EXERCISE PROMPT -> Find each line with "поликлиника" and copy it.

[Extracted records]
..........

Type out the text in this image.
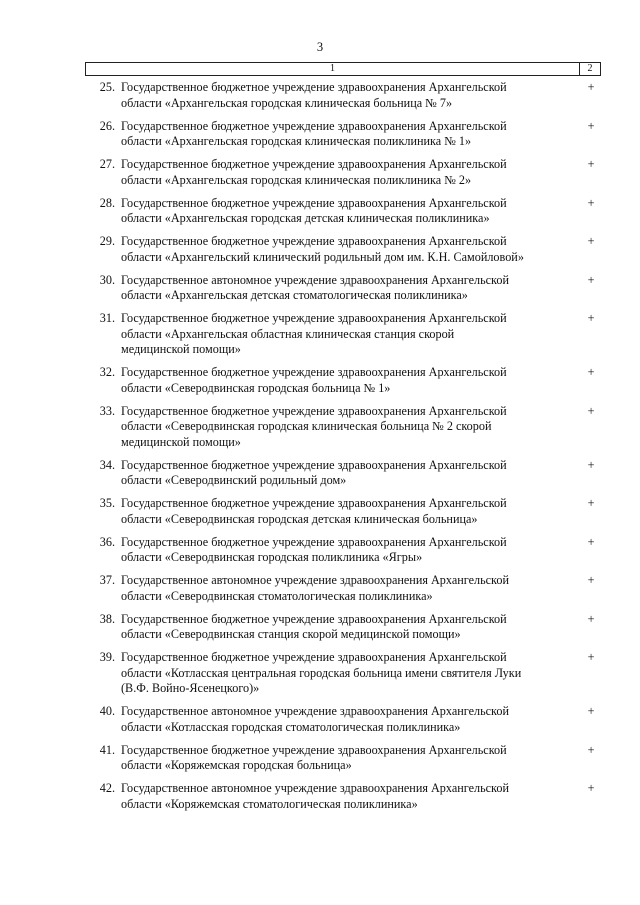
3
1	2
25. Государственное бюджетное учреждение здравоохранения Архангельской
области «Архангельская городская клиническая больница № 7»
+
26. Государственное бюджетное учреждение здравоохранения Архангельской
области «Архангельская городская клиническая поликлиника № 1»
+
27. Государственное бюджетное учреждение здравоохранения Архангельской
области «Архангельская городская клиническая поликлиника № 2»
+
28. Государственное бюджетное учреждение здравоохранения Архангельской
области «Архангельская городская детская клиническая поликлиника»
+
29. Государственное бюджетное учреждение здравоохранения Архангельской
области «Архангельский клинический родильный дом им. К.Н. Самойловой»
+
30. Государственное автономное учреждение здравоохранения Архангельской
области «Архангельская детская стоматологическая поликлиника»
+
31. Государственное бюджетное учреждение здравоохранения Архангельской
области «Архангельская областная клиническая станция скорой
медицинской помощи»
+
32. Государственное бюджетное учреждение здравоохранения Архангельской
области «Северодвинская городская больница № 1»
+
33. Государственное бюджетное учреждение здравоохранения Архангельской
области «Северодвинская городская клиническая больница № 2 скорой
медицинской помощи»
+
34. Государственное бюджетное учреждение здравоохранения Архангельской
области «Северодвинский родильный дом»
+
35. Государственное бюджетное учреждение здравоохранения Архангельской
области «Северодвинская городская детская клиническая больница»
+
36. Государственное бюджетное учреждение здравоохранения Архангельской
области «Северодвинская городская поликлиника «Ягры»
+
37. Государственное автономное учреждение здравоохранения Архангельской
области «Северодвинская стоматологическая поликлиника»
+
38. Государственное бюджетное учреждение здравоохранения Архангельской
области «Северодвинская станция скорой медицинской помощи»
+
39. Государственное бюджетное учреждение здравоохранения Архангельской
области «Котласская центральная городская больница имени святителя Луки
(В.Ф. Войно-Ясенецкого)»
+
40. Государственное автономное учреждение здравоохранения Архангельской
области «Котласская городская стоматологическая поликлиника»
+
41. Государственное бюджетное учреждение здравоохранения Архангельской
области «Коряжемская городская больница»
+
42. Государственное автономное учреждение здравоохранения Архангельской
области «Коряжемская стоматологическая поликлиника»
+
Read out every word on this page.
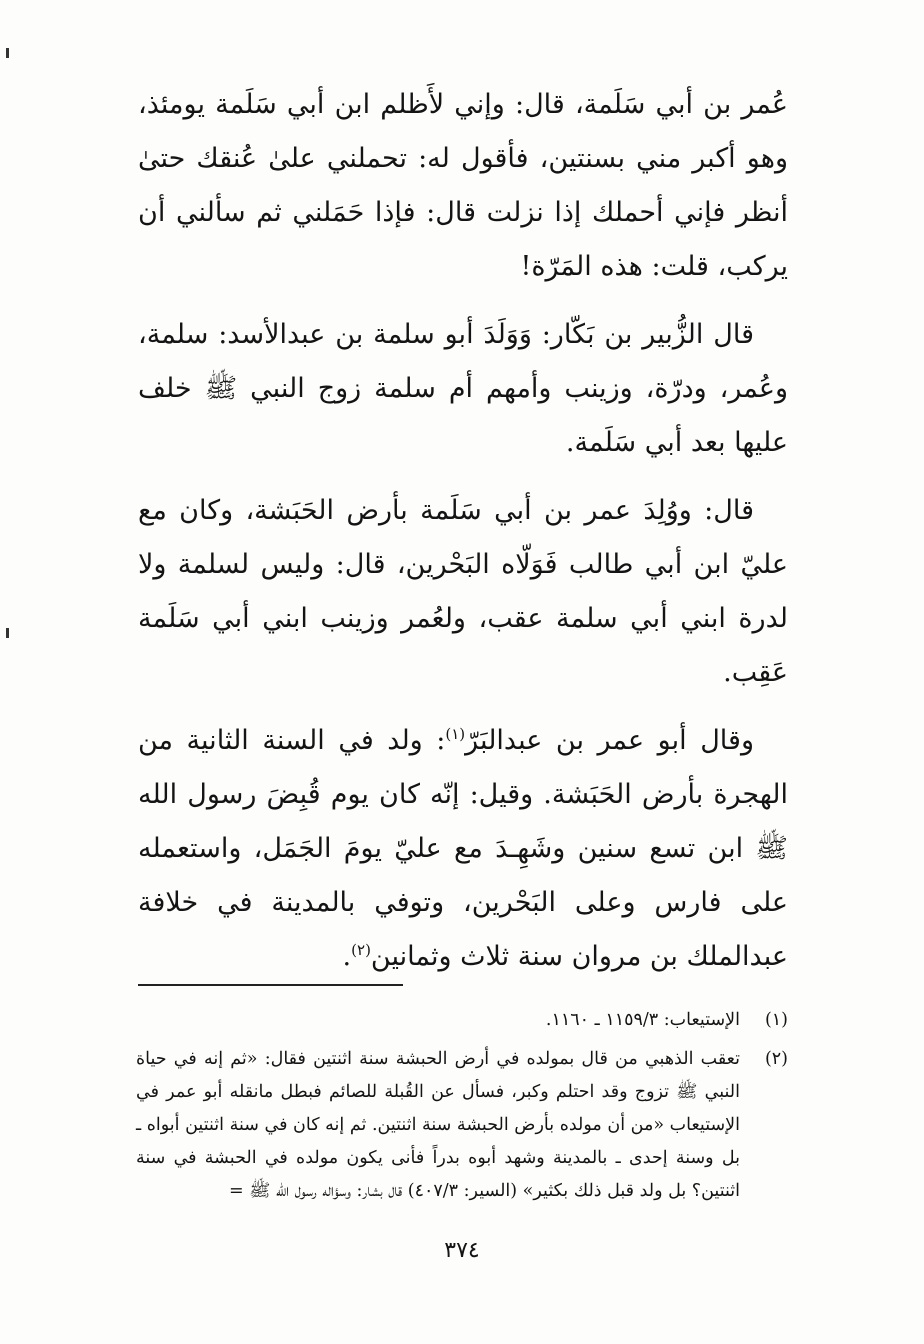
عُمر بن أبي سَلَمة، قال: وإني لأَظلم ابن أبي سَلَمة يومئذ، وهو أكبر مني بسنتين، فأقول له: تحملني علىٰ عُنقك حتىٰ أنظر فإني أحملك إذا نزلت قال: فإذا حَمَلني ثم سألني أن يركب، قلت: هذه المَرّة!

قال الزُّبير بن بَكّار: وَوَلَدَ أبو سلمة بن عبدالأسد: سلمة، وعُمر، ودرّة، وزينب وأمهم أم سلمة زوج النبي ﷺ خلف عليها بعد أبي سَلَمة.

قال: ووُلِدَ عمر بن أبي سَلَمة بأرض الحَبَشة، وكان مع عليّ ابن أبي طالب فَوَلّاه البَحْرين، قال: وليس لسلمة ولا لدرة ابني أبي سلمة عقب، ولعُمر وزينب ابني أبي سَلَمة عَقِب.

وقال أبو عمر بن عبدالبَرّ$^{(١)}$: ولد في السنة الثانية من الهجرة بأرض الحَبَشة. وقيل: إنّه كان يوم قُبِضَ رسول الله ﷺ ابن تسع سنين وشَهِـدَ مع عليّ يومَ الجَمَل، واستعمله على فارس وعلى البَحْرين، وتوفي بالمدينة في خلافة عبدالملك بن مروان سنة ثلاث وثمانين$^{(٢)}$.

(١)
الإستيعاب: ١١٥٩/٣ ـ ١١٦٠.
(٢)
تعقب الذهبي من قال بمولده في أرض الحبشة سنة اثنتين فقال: «ثم إنه في حياة النبي ﷺ تزوج وقد احتلم وكبر، فسأل عن القُبلة للصائم فبطل مانقله أبو عمر في الإستيعاب «من أن مولده بأرض الحبشة سنة اثنتين. ثم إنه كان في سنة اثنتين أبواه ـ بل وسنة إحدى ـ بالمدينة وشهد أبوه بدراً فأنى يكون مولده في الحبشة في سنة اثنتين؟ بل ولد قبل ذلك بكثير» (السير: ٤٠٧/٣) قال بشار: وسؤاله رسول الله ﷺ =
٣٧٤
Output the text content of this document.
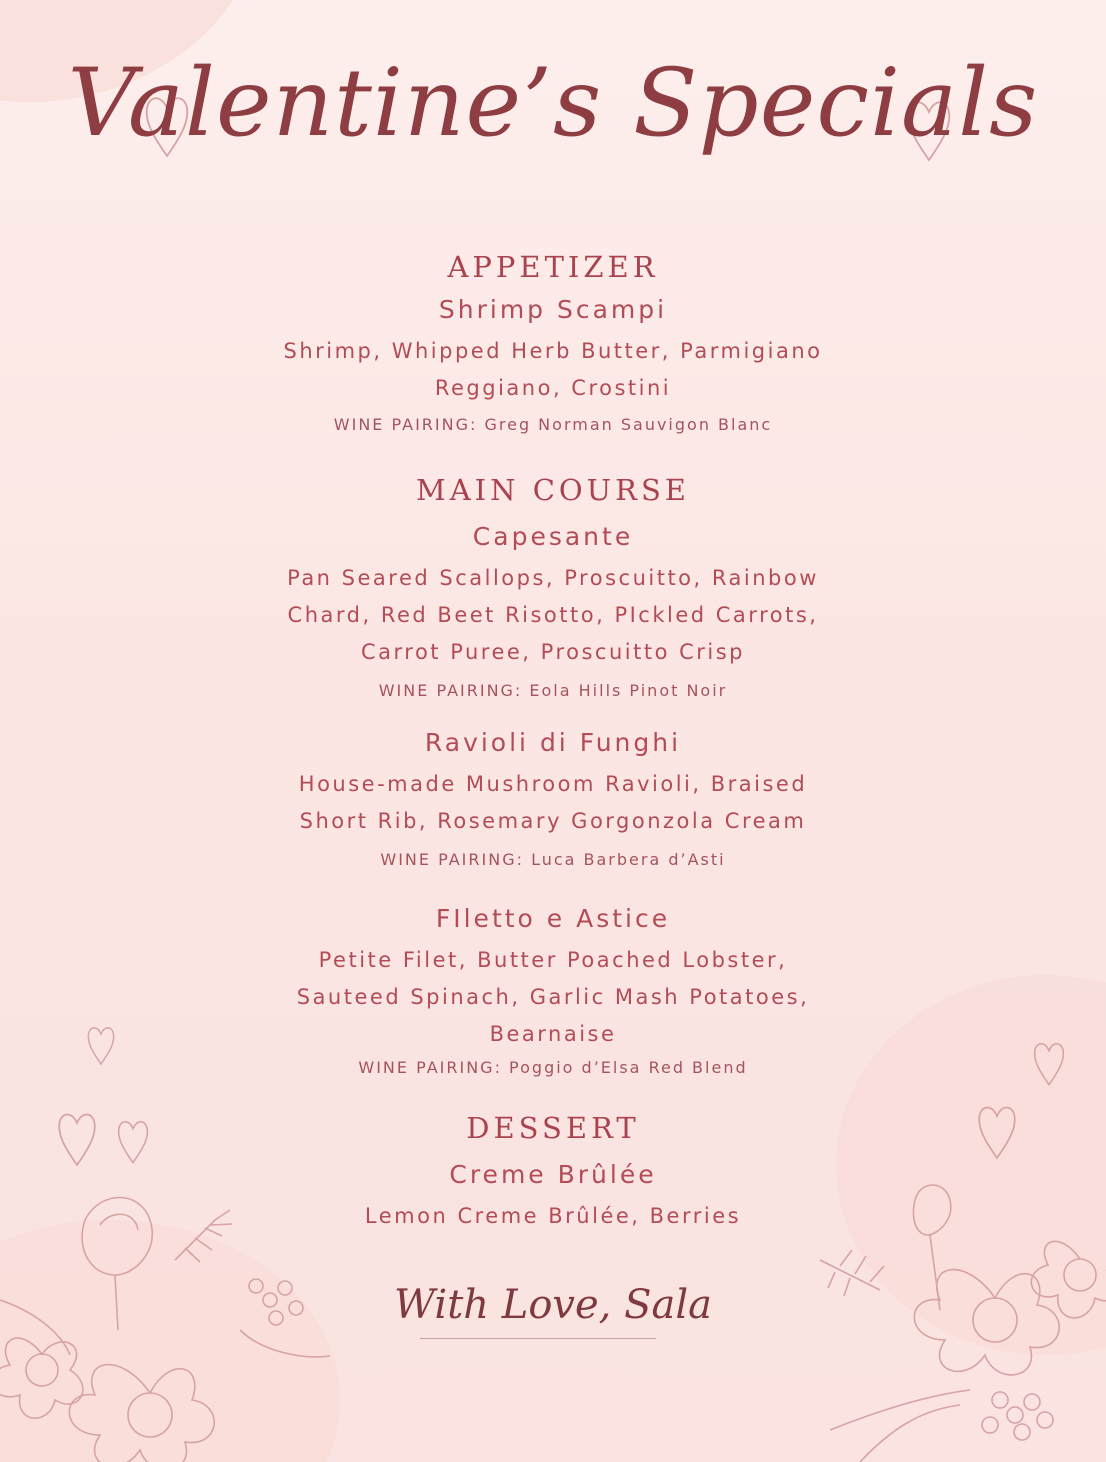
Valentine’s Specials

APPETIZER

Shrimp Scampi

Shrimp, Whipped Herb Butter, Parmigiano

Reggiano, Crostini

WINE PAIRING: Greg Norman Sauvigon Blanc

MAIN COURSE

Capesante

Pan Seared Scallops, Proscuitto, Rainbow

Chard, Red Beet Risotto, PIckled Carrots,

Carrot Puree, Proscuitto Crisp

WINE PAIRING: Eola Hills Pinot Noir

Ravioli di Funghi

House-made Mushroom Ravioli, Braised

Short Rib, Rosemary Gorgonzola Cream

WINE PAIRING: Luca Barbera d’Asti

FIletto e Astice

Petite Filet, Butter Poached Lobster,

Sauteed Spinach, Garlic Mash Potatoes,

Bearnaise

WINE PAIRING: Poggio d’Elsa Red Blend

DESSERT

Creme Brûlée

Lemon Creme Brûlée, Berries

With Love, Sala
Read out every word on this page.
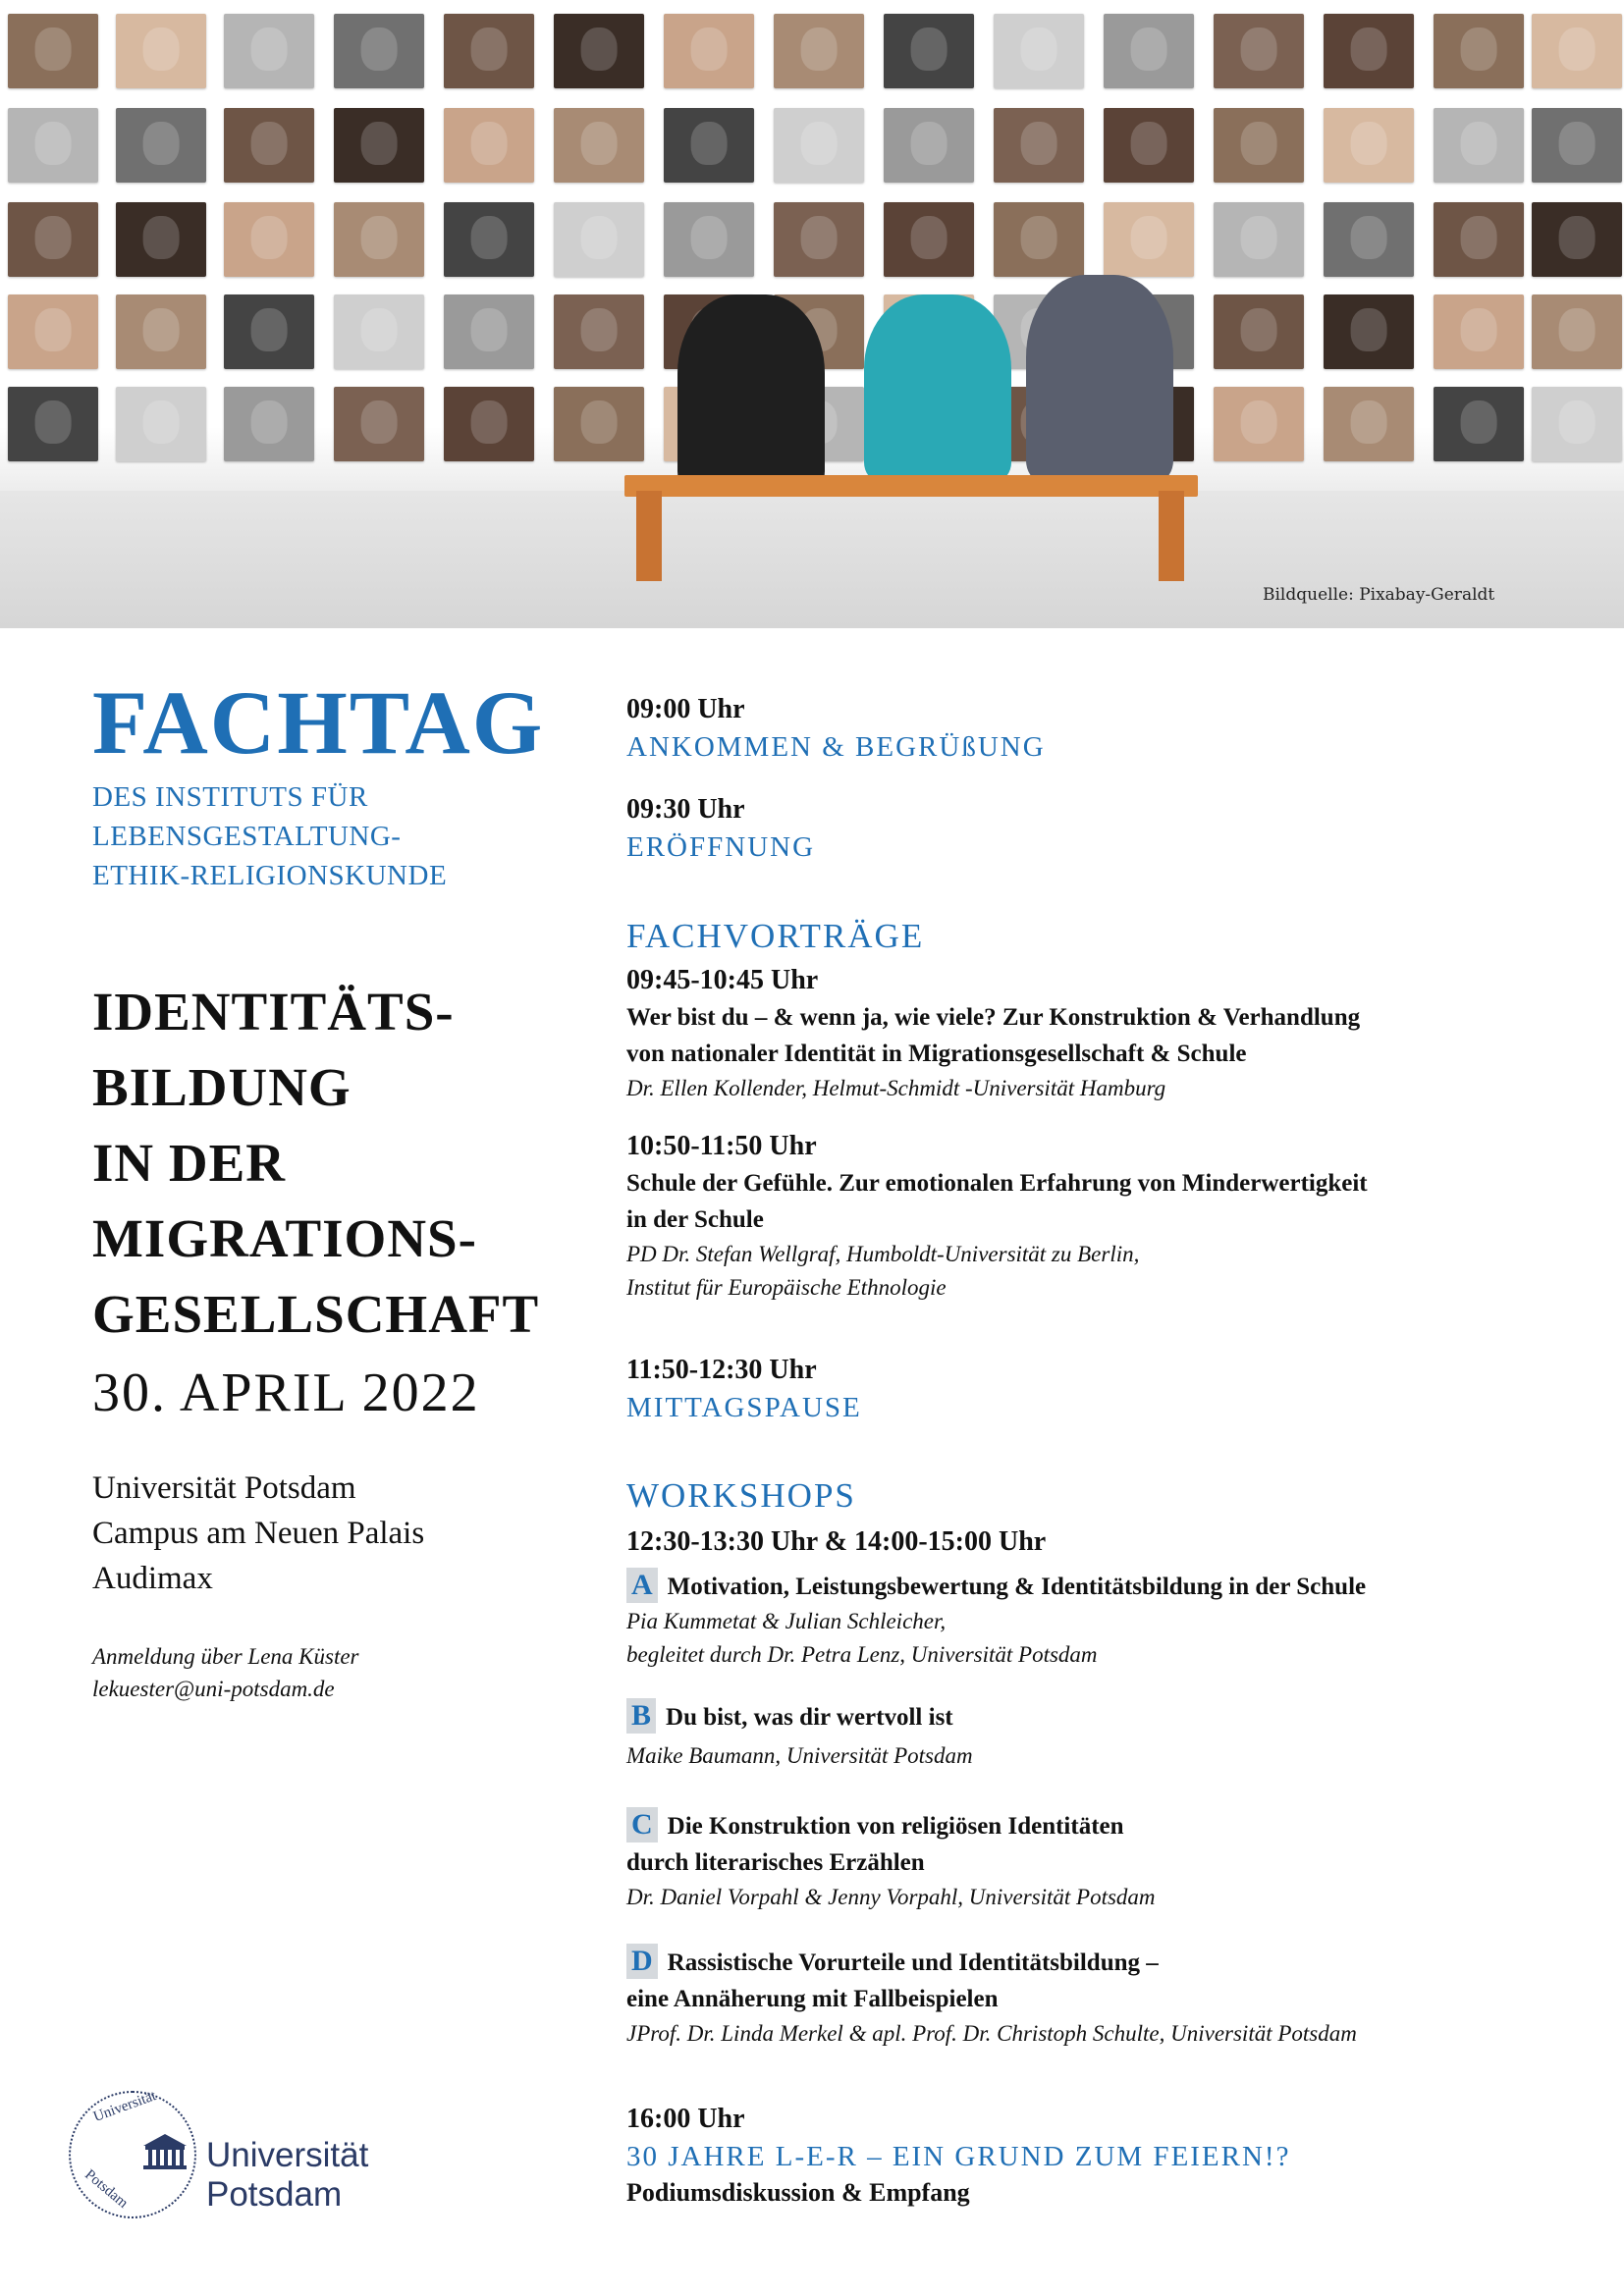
Bildquelle: Pixabay-Geraldt
FACHTAG
DES INSTITUTS FÜR
LEBENSGESTALTUNG-
ETHIK-RELIGIONSKUNDE
IDENTITÄTS-
BILDUNG
IN DER
MIGRATIONS-
GESELLSCHAFT
30. APRIL 2022
Universität Potsdam
Campus am Neuen Palais
Audimax
Anmeldung über Lena Küster
lekuester@uni-potsdam.de
Universität
Potsdam
Universität Potsdam
09:00 Uhr
ANKOMMEN & BEGRÜßUNG
09:30 Uhr
ERÖFFNUNG
FACHVORTRÄGE
09:45-10:45 Uhr
Wer bist du – & wenn ja, wie viele? Zur Konstruktion & Verhandlung
von nationaler Identität in Migrationsgesellschaft & Schule
Dr. Ellen Kollender, Helmut-Schmidt -Universität Hamburg
10:50-11:50 Uhr
Schule der Gefühle. Zur emotionalen Erfahrung von Minderwertigkeit
in der Schule
PD Dr. Stefan Wellgraf, Humboldt-Universität zu Berlin,
Institut für Europäische Ethnologie
11:50-12:30 Uhr
MITTAGSPAUSE
WORKSHOPS
12:30-13:30 Uhr & 14:00-15:00 Uhr
A Motivation, Leistungsbewertung & Identitätsbildung in der Schule
Pia Kummetat & Julian Schleicher,
begleitet durch Dr. Petra Lenz, Universität Potsdam
B Du bist, was dir wertvoll ist
Maike Baumann, Universität Potsdam
C Die Konstruktion von religiösen Identitäten
durch literarisches Erzählen
Dr. Daniel Vorpahl & Jenny Vorpahl, Universität Potsdam
D Rassistische Vorurteile und Identitätsbildung –
eine Annäherung mit Fallbeispielen
JProf. Dr. Linda Merkel & apl. Prof. Dr. Christoph Schulte, Universität Potsdam
16:00 Uhr
30 JAHRE L-E-R – EIN GRUND ZUM FEIERN!?
Podiumsdiskussion & Empfang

..........

SOLUTION TO THIS EXERCISE ->
области «Архангельская городская клиническая поликлиника № 1»
области «Архангельская городская клиническая поликлиника № 2»
области «Архангельская городская детская клиническая поликлиника»
области «Архангельская детская стоматологическая поликлиника»
области «Северодвинская городская поликлиника «Ягры»
области «Северодвинская стоматологическая поликлиника»
области «Котласская городская стоматологическая поликлиника»
области «Коряжемская стоматологическая поликлиника»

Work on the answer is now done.